* [DATA]

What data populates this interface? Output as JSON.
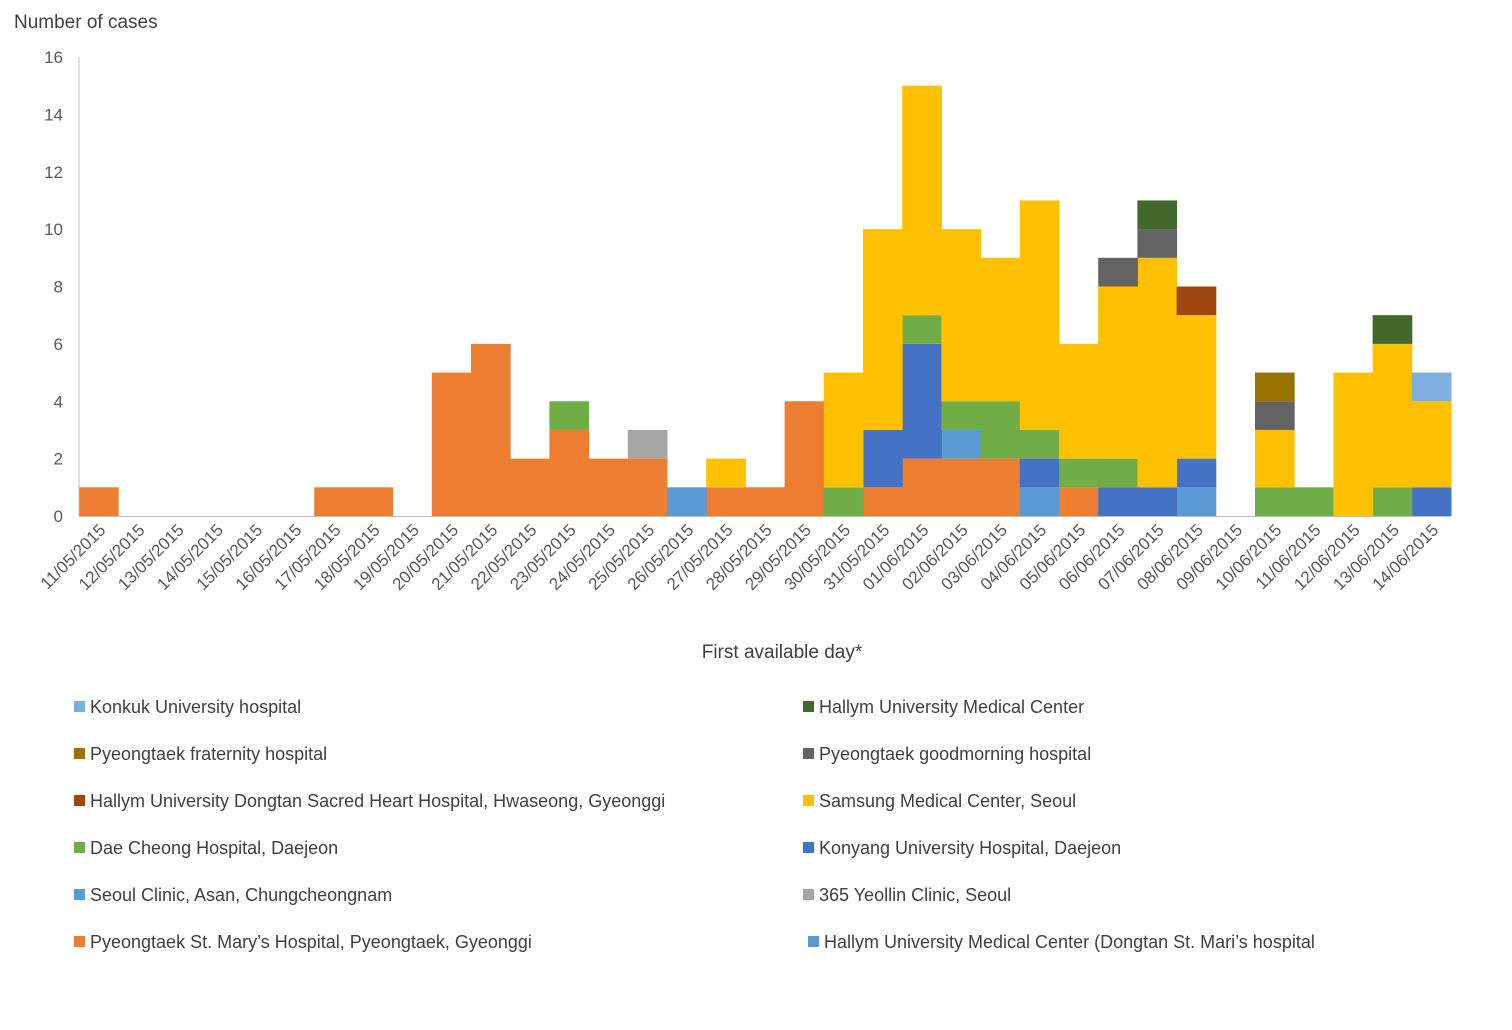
{
  "chart_data": {
    "type": "bar",
    "stacked": true,
    "title": "",
    "ylabel": "Number of cases",
    "xlabel": "First available day*",
    "ylim": [
      0,
      16
    ],
    "yticks": [
      0,
      2,
      4,
      6,
      8,
      10,
      12,
      14,
      16
    ],
    "grid": false,
    "legend_position": "bottom",
    "categories": [
      "11/05/2015",
      "12/05/2015",
      "13/05/2015",
      "14/05/2015",
      "15/05/2015",
      "16/05/2015",
      "17/05/2015",
      "18/05/2015",
      "19/05/2015",
      "20/05/2015",
      "21/05/2015",
      "22/05/2015",
      "23/05/2015",
      "24/05/2015",
      "25/05/2015",
      "26/05/2015",
      "27/05/2015",
      "28/05/2015",
      "29/05/2015",
      "30/05/2015",
      "31/05/2015",
      "01/06/2015",
      "02/06/2015",
      "03/06/2015",
      "04/06/2015",
      "05/06/2015",
      "06/06/2015",
      "07/06/2015",
      "08/06/2015",
      "09/06/2015",
      "10/06/2015",
      "11/06/2015",
      "12/06/2015",
      "13/06/2015",
      "14/06/2015"
    ],
    "series": [
      {
        "name": "Pyeongtaek St. Mary’s Hospital, Pyeongtaek, Gyeonggi",
        "color": "#ED7D31",
        "values": [
          1,
          0,
          0,
          0,
          0,
          0,
          1,
          1,
          0,
          5,
          6,
          2,
          3,
          2,
          2,
          0,
          1,
          1,
          4,
          0,
          1,
          2,
          2,
          2,
          0,
          1,
          0,
          0,
          0,
          0,
          0,
          0,
          0,
          0,
          0
        ]
      },
      {
        "name": "Seoul Clinic, Asan, Chungcheongnam",
        "color": "#5B9BD5",
        "values": [
          0,
          0,
          0,
          0,
          0,
          0,
          0,
          0,
          0,
          0,
          0,
          0,
          0,
          0,
          0,
          1,
          0,
          0,
          0,
          0,
          0,
          0,
          1,
          0,
          1,
          0,
          0,
          0,
          1,
          0,
          0,
          0,
          0,
          0,
          0
        ]
      },
      {
        "name": "Konyang University Hospital, Daejeon",
        "color": "#4472C4",
        "values": [
          0,
          0,
          0,
          0,
          0,
          0,
          0,
          0,
          0,
          0,
          0,
          0,
          0,
          0,
          0,
          0,
          0,
          0,
          0,
          0,
          2,
          4,
          0,
          0,
          1,
          0,
          1,
          1,
          1,
          0,
          0,
          0,
          0,
          0,
          1
        ]
      },
      {
        "name": "Dae Cheong Hospital, Daejeon",
        "color": "#70AD47",
        "values": [
          0,
          0,
          0,
          0,
          0,
          0,
          0,
          0,
          0,
          0,
          0,
          0,
          1,
          0,
          0,
          0,
          0,
          0,
          0,
          1,
          0,
          1,
          1,
          2,
          1,
          1,
          1,
          0,
          0,
          0,
          1,
          1,
          0,
          1,
          0
        ]
      },
      {
        "name": "365 Yeollin Clinic, Seoul",
        "color": "#A5A5A5",
        "values": [
          0,
          0,
          0,
          0,
          0,
          0,
          0,
          0,
          0,
          0,
          0,
          0,
          0,
          0,
          1,
          0,
          0,
          0,
          0,
          0,
          0,
          0,
          0,
          0,
          0,
          0,
          0,
          0,
          0,
          0,
          0,
          0,
          0,
          0,
          0
        ]
      },
      {
        "name": "Samsung Medical Center, Seoul",
        "color": "#FFC000",
        "values": [
          0,
          0,
          0,
          0,
          0,
          0,
          0,
          0,
          0,
          0,
          0,
          0,
          0,
          0,
          0,
          0,
          1,
          0,
          0,
          4,
          7,
          8,
          6,
          5,
          8,
          4,
          6,
          8,
          5,
          0,
          2,
          0,
          5,
          5,
          3
        ]
      },
      {
        "name": "Pyeongtaek goodmorning hospital",
        "color": "#636363",
        "values": [
          0,
          0,
          0,
          0,
          0,
          0,
          0,
          0,
          0,
          0,
          0,
          0,
          0,
          0,
          0,
          0,
          0,
          0,
          0,
          0,
          0,
          0,
          0,
          0,
          0,
          0,
          1,
          1,
          0,
          0,
          1,
          0,
          0,
          0,
          0
        ]
      },
      {
        "name": "Hallym University Dongtan Sacred Heart Hospital, Hwaseong, Gyeonggi",
        "color": "#9E480E",
        "values": [
          0,
          0,
          0,
          0,
          0,
          0,
          0,
          0,
          0,
          0,
          0,
          0,
          0,
          0,
          0,
          0,
          0,
          0,
          0,
          0,
          0,
          0,
          0,
          0,
          0,
          0,
          0,
          0,
          1,
          0,
          0,
          0,
          0,
          0,
          0
        ]
      },
      {
        "name": "Pyeongtaek fraternity hospital",
        "color": "#997300",
        "values": [
          0,
          0,
          0,
          0,
          0,
          0,
          0,
          0,
          0,
          0,
          0,
          0,
          0,
          0,
          0,
          0,
          0,
          0,
          0,
          0,
          0,
          0,
          0,
          0,
          0,
          0,
          0,
          0,
          0,
          0,
          1,
          0,
          0,
          0,
          0
        ]
      },
      {
        "name": "Hallym University Medical Center",
        "color": "#43682B",
        "values": [
          0,
          0,
          0,
          0,
          0,
          0,
          0,
          0,
          0,
          0,
          0,
          0,
          0,
          0,
          0,
          0,
          0,
          0,
          0,
          0,
          0,
          0,
          0,
          0,
          0,
          0,
          0,
          1,
          0,
          0,
          0,
          0,
          0,
          1,
          0
        ]
      },
      {
        "name": "Konkuk University hospital",
        "color": "#7CAFDD",
        "values": [
          0,
          0,
          0,
          0,
          0,
          0,
          0,
          0,
          0,
          0,
          0,
          0,
          0,
          0,
          0,
          0,
          0,
          0,
          0,
          0,
          0,
          0,
          0,
          0,
          0,
          0,
          0,
          0,
          0,
          0,
          0,
          0,
          0,
          0,
          1
        ]
      },
      {
        "name": "Hallym University Medical Center (Dongtan St. Mari’s hospital",
        "color": "#5B9BD5",
        "values": [
          0,
          0,
          0,
          0,
          0,
          0,
          0,
          0,
          0,
          0,
          0,
          0,
          0,
          0,
          0,
          0,
          0,
          0,
          0,
          0,
          0,
          0,
          0,
          0,
          0,
          0,
          0,
          0,
          0,
          0,
          0,
          0,
          0,
          0,
          0
        ]
      }
    ]
  },
  "legend": {
    "left": [
      {
        "label": "Konkuk University hospital",
        "color": "#7CAFDD"
      },
      {
        "label": "Pyeongtaek fraternity hospital",
        "color": "#997300"
      },
      {
        "label": "Hallym University Dongtan Sacred Heart Hospital, Hwaseong, Gyeonggi",
        "color": "#9E480E"
      },
      {
        "label": "Dae Cheong Hospital, Daejeon",
        "color": "#70AD47"
      },
      {
        "label": "Seoul Clinic, Asan, Chungcheongnam",
        "color": "#5B9BD5"
      },
      {
        "label": "Pyeongtaek St. Mary’s Hospital, Pyeongtaek, Gyeonggi",
        "color": "#ED7D31"
      }
    ],
    "right": [
      {
        "label": "Hallym University Medical Center",
        "color": "#43682B"
      },
      {
        "label": "Pyeongtaek goodmorning hospital",
        "color": "#636363"
      },
      {
        "label": "Samsung Medical Center, Seoul",
        "color": "#FFC000"
      },
      {
        "label": "Konyang University Hospital, Daejeon",
        "color": "#4472C4"
      },
      {
        "label": "365 Yeollin Clinic, Seoul",
        "color": "#A5A5A5"
      },
      {
        "label": "Hallym University Medical Center (Dongtan St. Mari’s hospital",
        "color": "#5B9BD5"
      }
    ]
  }
}
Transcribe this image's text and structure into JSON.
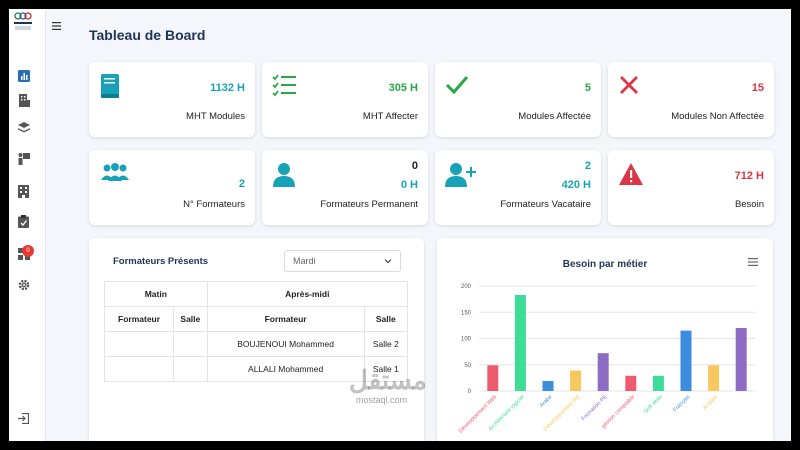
{
  "page": {
    "title": "Tableau de Board"
  },
  "sidebar": {
    "logo_text": "ISTPT",
    "badge_count": "0",
    "icons": [
      "chart-icon",
      "building-icon",
      "layers-icon",
      "teacher-icon",
      "office-icon",
      "clipboard-icon",
      "grid-icon",
      "gear-icon",
      "logout-icon"
    ]
  },
  "stats": [
    {
      "value": "1132 H",
      "label": "MHT Modules",
      "color": "#17a2b8",
      "icon": "book-icon"
    },
    {
      "value": "305 H",
      "label": "MHT Affecter",
      "color": "#28a745",
      "icon": "checklist-icon"
    },
    {
      "value": "5",
      "label": "Modules Affectée",
      "color": "#28a745",
      "icon": "check-icon"
    },
    {
      "value": "15",
      "label": "Modules Non Affectée",
      "color": "#dc3545",
      "icon": "x-icon"
    },
    {
      "value": "2",
      "label": "N° Formateurs",
      "color": "#17a2b8",
      "icon": "users-icon"
    },
    {
      "value": "0",
      "value2": "0 H",
      "label": "Formateurs Permanent",
      "color": "#17a2b8",
      "icon": "user-icon"
    },
    {
      "value": "2",
      "value2": "420 H",
      "label": "Formateurs Vacataire",
      "color": "#17a2b8",
      "icon": "user-plus-icon"
    },
    {
      "value": "712 H",
      "label": "Besoin",
      "color": "#dc3545",
      "icon": "warning-icon"
    }
  ],
  "presence": {
    "title": "Formateurs Présents",
    "day_select": "Mardi",
    "headers": [
      "Matin",
      "Après-midi"
    ],
    "subheaders": [
      "Formateur",
      "Salle",
      "Formateur",
      "Salle"
    ],
    "rows": [
      {
        "matin_formateur": "",
        "matin_salle": "",
        "am_formateur": "BOUJENOUI Mohammed",
        "am_salle": "Salle 2"
      },
      {
        "matin_formateur": "",
        "matin_salle": "",
        "am_formateur": "ALLALI Mohammed",
        "am_salle": "Salle 1"
      }
    ]
  },
  "chart_data": {
    "type": "bar",
    "title": "Besoin par métier",
    "categories": [
      "Développement Web",
      "Architecture logiciel",
      "Arabe",
      "Développement Sql",
      "Formation PE",
      "gestion comptable",
      "Soft skills",
      "Français",
      "Anglais",
      ""
    ],
    "values": [
      49,
      183,
      19,
      39,
      72,
      29,
      29,
      115,
      49,
      120
    ],
    "colors": [
      "#ef5b6e",
      "#3ddc97",
      "#3a8dde",
      "#f6c85f",
      "#8e6bc4",
      "#ef5b6e",
      "#3ddc97",
      "#3a8dde",
      "#f6c85f",
      "#8e6bc4"
    ],
    "ylim": [
      0,
      200
    ],
    "yticks": [
      0,
      50,
      100,
      150,
      200
    ]
  },
  "watermark": {
    "latin": "mostaql.com",
    "arabic": "مستقل"
  }
}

* [THE TASK]
Search the data for the string "Affectée". List each line that has it.

* [FINAL RESULT]
      "label": "Modules Affectée",
      "label": "Modules Non Affectée",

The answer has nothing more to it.